The problem -
Collect all lines containing the word "ylabel" from the data.

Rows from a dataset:
BEGIN
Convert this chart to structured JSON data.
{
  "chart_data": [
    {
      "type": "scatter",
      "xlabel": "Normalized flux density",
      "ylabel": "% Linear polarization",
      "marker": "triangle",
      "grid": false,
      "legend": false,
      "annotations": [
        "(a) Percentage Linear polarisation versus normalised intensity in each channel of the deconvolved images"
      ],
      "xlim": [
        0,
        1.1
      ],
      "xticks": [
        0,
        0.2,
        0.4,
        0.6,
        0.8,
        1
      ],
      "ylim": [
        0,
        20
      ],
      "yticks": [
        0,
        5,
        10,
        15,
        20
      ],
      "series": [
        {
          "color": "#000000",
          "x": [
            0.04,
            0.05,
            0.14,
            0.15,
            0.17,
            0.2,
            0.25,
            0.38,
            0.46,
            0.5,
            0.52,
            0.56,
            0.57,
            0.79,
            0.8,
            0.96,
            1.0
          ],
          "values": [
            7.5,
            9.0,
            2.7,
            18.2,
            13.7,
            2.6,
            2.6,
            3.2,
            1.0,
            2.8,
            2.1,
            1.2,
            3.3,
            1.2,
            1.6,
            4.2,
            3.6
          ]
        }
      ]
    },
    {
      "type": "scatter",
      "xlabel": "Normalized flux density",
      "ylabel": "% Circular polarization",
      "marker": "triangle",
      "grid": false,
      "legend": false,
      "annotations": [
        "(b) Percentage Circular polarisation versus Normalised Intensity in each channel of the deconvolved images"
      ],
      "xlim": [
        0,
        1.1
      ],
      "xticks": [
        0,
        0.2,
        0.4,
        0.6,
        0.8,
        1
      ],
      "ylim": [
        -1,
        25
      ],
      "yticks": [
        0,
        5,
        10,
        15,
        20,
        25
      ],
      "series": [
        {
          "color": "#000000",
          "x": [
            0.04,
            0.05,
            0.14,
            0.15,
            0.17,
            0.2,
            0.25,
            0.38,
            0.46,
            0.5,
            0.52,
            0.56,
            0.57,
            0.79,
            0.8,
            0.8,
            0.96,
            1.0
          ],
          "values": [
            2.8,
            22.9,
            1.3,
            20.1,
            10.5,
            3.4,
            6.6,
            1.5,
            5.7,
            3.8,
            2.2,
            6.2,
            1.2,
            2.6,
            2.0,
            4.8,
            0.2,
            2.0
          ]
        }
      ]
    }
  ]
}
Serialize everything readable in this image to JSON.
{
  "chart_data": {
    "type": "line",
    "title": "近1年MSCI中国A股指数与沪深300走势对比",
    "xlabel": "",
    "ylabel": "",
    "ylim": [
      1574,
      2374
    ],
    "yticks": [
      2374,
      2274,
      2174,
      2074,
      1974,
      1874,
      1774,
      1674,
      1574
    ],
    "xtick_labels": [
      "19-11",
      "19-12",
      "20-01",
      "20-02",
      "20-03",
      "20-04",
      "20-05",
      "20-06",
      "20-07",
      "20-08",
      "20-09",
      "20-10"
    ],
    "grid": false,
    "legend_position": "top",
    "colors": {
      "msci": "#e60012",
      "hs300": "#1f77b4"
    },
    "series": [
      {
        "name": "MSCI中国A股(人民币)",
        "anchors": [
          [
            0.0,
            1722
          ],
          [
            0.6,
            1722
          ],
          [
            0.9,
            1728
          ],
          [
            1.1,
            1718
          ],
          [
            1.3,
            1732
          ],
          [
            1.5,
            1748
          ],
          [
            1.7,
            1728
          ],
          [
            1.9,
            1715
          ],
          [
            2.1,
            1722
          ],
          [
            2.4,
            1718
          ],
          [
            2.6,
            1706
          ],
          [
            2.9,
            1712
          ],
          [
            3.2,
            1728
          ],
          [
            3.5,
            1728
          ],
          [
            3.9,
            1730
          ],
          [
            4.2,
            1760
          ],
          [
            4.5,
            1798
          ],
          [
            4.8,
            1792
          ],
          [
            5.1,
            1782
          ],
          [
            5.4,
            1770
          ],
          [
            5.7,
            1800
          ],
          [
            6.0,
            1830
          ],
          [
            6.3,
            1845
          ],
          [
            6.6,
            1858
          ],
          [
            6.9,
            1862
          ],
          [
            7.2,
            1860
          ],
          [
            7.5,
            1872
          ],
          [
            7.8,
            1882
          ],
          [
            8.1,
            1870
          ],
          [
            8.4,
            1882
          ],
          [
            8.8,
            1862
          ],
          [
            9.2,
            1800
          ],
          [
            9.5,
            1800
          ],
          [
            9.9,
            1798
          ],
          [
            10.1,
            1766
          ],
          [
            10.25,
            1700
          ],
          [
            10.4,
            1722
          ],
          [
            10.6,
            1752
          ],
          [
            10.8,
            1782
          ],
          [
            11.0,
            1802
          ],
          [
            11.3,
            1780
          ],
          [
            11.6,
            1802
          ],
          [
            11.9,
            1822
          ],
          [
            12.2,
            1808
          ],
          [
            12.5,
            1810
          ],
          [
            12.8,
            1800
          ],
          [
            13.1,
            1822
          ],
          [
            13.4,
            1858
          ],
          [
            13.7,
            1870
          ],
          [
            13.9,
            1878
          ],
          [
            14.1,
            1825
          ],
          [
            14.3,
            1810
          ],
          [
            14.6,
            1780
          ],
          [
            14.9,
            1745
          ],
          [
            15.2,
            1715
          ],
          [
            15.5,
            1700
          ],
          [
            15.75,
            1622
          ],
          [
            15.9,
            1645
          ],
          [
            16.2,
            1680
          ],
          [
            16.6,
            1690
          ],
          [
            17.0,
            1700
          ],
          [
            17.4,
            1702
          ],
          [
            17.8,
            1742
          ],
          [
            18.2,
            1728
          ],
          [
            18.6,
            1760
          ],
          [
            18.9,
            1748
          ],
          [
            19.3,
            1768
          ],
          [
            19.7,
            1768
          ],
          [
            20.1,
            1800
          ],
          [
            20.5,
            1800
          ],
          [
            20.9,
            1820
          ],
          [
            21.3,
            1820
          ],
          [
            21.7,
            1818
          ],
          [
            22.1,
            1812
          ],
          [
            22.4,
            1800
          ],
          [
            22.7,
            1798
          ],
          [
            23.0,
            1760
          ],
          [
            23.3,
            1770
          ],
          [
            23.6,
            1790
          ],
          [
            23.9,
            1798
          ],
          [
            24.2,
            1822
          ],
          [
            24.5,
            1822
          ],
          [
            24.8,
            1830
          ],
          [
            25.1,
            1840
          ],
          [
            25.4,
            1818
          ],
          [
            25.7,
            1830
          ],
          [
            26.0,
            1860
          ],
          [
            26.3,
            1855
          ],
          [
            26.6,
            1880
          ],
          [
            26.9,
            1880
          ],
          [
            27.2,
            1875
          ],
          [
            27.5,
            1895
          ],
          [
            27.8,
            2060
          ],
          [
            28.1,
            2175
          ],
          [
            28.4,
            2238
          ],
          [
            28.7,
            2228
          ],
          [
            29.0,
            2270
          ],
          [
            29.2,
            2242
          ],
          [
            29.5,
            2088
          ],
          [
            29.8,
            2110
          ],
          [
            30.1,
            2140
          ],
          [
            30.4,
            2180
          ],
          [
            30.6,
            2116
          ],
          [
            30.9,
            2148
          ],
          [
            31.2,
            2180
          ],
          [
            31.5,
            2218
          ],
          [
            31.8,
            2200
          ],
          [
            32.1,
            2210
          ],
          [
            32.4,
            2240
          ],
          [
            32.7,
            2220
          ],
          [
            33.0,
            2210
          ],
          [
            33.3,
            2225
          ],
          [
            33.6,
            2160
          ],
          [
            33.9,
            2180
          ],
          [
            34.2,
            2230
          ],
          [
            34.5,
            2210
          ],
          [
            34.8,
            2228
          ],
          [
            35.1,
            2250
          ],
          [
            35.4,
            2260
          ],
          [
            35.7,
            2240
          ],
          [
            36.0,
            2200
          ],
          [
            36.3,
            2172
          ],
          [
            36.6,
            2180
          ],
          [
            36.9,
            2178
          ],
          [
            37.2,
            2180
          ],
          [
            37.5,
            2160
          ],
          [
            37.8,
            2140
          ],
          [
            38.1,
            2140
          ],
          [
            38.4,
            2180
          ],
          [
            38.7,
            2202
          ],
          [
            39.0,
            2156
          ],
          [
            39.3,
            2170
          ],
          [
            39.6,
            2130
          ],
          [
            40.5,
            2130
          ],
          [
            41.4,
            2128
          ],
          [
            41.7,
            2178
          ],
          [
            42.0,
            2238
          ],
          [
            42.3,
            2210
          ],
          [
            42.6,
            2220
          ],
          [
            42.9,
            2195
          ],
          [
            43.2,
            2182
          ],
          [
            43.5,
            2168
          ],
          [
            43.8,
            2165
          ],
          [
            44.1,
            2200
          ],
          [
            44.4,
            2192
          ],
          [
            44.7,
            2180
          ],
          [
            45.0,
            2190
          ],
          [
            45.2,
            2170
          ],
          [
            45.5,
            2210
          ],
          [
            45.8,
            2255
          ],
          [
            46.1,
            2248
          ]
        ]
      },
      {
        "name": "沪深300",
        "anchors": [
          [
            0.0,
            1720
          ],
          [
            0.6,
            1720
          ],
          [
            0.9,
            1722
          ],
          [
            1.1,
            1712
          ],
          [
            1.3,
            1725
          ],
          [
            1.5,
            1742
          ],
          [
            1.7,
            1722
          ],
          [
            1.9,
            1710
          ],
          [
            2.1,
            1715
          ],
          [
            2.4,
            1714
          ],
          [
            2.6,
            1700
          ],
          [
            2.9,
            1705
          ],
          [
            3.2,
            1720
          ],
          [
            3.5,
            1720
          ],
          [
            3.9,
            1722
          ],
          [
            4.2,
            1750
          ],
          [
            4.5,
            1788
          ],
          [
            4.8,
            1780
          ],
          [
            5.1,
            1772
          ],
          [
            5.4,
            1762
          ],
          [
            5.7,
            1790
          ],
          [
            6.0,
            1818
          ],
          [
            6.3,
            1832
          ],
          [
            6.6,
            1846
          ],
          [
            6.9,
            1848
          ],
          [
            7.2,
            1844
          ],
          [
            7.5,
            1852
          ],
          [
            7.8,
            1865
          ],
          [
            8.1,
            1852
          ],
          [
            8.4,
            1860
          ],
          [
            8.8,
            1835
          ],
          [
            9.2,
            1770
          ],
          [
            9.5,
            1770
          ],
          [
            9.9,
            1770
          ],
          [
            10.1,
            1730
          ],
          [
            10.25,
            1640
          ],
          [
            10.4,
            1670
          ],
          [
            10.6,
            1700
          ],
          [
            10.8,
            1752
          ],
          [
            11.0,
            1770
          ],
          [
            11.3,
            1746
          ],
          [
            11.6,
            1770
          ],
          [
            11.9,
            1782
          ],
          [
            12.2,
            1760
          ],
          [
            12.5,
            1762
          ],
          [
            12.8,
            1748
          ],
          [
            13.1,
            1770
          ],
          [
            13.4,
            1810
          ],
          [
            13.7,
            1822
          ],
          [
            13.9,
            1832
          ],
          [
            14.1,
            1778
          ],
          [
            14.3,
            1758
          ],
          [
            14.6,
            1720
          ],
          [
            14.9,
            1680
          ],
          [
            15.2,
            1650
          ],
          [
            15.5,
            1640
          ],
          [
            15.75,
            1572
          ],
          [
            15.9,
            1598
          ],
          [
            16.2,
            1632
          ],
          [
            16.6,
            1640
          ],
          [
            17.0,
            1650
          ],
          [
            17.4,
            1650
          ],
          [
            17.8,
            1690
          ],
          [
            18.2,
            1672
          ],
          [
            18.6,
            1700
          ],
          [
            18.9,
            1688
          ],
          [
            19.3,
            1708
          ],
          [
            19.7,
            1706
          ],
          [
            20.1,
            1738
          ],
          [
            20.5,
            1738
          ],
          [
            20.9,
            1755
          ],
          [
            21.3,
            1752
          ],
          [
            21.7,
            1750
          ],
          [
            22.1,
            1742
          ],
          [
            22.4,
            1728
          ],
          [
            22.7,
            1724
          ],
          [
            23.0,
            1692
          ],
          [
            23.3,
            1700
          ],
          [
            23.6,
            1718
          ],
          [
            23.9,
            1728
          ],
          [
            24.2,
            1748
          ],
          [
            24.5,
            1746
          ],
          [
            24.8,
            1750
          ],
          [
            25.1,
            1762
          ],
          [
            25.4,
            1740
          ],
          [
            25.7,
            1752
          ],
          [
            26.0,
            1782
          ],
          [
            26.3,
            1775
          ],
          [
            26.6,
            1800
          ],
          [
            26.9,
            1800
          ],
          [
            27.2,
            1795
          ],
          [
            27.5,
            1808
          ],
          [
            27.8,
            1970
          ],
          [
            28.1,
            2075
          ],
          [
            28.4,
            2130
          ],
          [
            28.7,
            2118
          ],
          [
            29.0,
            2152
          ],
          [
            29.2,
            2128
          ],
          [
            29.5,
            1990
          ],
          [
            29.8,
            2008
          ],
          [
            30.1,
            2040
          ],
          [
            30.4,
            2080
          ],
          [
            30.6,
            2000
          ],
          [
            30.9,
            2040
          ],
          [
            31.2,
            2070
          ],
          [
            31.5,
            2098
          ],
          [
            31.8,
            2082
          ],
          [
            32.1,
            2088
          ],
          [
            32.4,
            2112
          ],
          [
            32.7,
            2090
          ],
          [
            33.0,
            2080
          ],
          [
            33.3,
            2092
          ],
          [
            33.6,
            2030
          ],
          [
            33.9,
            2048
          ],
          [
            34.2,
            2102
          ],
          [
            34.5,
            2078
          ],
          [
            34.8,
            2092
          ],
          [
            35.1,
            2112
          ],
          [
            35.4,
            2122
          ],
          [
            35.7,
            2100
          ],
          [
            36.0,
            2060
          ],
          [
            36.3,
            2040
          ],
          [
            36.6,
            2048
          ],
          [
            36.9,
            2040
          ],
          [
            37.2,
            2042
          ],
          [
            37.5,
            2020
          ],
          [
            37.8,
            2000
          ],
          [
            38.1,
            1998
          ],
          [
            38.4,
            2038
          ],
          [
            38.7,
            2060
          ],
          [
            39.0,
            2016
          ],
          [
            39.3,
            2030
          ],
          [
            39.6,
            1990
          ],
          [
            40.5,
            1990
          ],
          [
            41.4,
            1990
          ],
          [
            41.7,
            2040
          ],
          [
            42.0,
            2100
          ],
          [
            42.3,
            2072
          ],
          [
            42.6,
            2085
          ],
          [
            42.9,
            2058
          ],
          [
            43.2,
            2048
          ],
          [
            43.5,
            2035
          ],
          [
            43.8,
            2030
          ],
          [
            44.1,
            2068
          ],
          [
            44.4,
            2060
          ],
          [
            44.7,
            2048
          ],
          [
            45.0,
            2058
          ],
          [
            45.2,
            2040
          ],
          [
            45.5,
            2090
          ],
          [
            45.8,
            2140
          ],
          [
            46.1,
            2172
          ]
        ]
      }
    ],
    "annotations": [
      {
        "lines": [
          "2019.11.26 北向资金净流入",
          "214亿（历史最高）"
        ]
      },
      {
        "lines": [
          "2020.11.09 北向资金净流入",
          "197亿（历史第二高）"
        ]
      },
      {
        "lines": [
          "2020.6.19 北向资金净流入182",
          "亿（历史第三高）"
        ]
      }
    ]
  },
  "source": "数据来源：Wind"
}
END
Reply to the exercise -
      "ylabel": "% Linear polarization",
      "ylabel": "% Circular polarization",
    "ylabel": "",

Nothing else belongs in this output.